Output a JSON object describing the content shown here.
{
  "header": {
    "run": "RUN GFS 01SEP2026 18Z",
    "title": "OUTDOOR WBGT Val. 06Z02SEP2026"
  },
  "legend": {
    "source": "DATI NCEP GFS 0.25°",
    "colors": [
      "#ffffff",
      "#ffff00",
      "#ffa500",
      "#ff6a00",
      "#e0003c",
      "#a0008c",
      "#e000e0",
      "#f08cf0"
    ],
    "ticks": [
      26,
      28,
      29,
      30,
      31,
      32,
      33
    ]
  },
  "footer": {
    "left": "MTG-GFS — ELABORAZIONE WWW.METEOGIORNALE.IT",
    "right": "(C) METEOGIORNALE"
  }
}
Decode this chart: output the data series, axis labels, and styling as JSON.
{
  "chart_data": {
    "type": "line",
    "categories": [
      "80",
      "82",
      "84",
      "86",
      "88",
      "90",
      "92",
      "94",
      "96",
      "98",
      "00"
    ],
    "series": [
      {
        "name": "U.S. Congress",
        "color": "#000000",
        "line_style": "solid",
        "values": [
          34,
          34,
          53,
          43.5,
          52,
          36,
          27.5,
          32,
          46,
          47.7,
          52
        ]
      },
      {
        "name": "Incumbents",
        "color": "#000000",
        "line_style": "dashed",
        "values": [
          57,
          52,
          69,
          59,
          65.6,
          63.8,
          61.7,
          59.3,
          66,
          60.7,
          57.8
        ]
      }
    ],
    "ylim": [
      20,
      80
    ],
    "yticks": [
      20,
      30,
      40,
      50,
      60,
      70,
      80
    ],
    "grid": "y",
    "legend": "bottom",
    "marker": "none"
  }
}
+--
- **What is asked**: Every record above should be copied exactly.

- **Output of the exercise**:
Output a JSON object describing the content shown here.
{
  "header": {
    "run": "RUN GFS 01SEP2026 18Z",
    "title": "OUTDOOR WBGT Val. 06Z02SEP2026"
  },
  "legend": {
    "source": "DATI NCEP GFS 0.25°",
    "colors": [
      "#ffffff",
      "#ffff00",
      "#ffa500",
      "#ff6a00",
      "#e0003c",
      "#a0008c",
      "#e000e0",
      "#f08cf0"
    ],
    "ticks": [
      26,
      28,
      29,
      30,
      31,
      32,
      33
    ]
  },
  "footer": {
    "left": "MTG-GFS — ELABORAZIONE WWW.METEOGIORNALE.IT",
    "right": "(C) METEOGIORNALE"
  }
}
Decode this chart: output the data series, axis labels, and styling as JSON.
{
  "chart_data": {
    "type": "line",
    "categories": [
      "80",
      "82",
      "84",
      "86",
      "88",
      "90",
      "92",
      "94",
      "96",
      "98",
      "00"
    ],
    "series": [
      {
        "name": "U.S. Congress",
        "color": "#000000",
        "line_style": "solid",
        "values": [
          34,
          34,
          53,
          43.5,
          52,
          36,
          27.5,
          32,
          46,
          47.7,
          52
        ]
      },
      {
        "name": "Incumbents",
        "color": "#000000",
        "line_style": "dashed",
        "values": [
          57,
          52,
          69,
          59,
          65.6,
          63.8,
          61.7,
          59.3,
          66,
          60.7,
          57.8
        ]
      }
    ],
    "ylim": [
      20,
      80
    ],
    "yticks": [
      20,
      30,
      40,
      50,
      60,
      70,
      80
    ],
    "grid": "y",
    "legend": "bottom",
    "marker": "none"
  }
}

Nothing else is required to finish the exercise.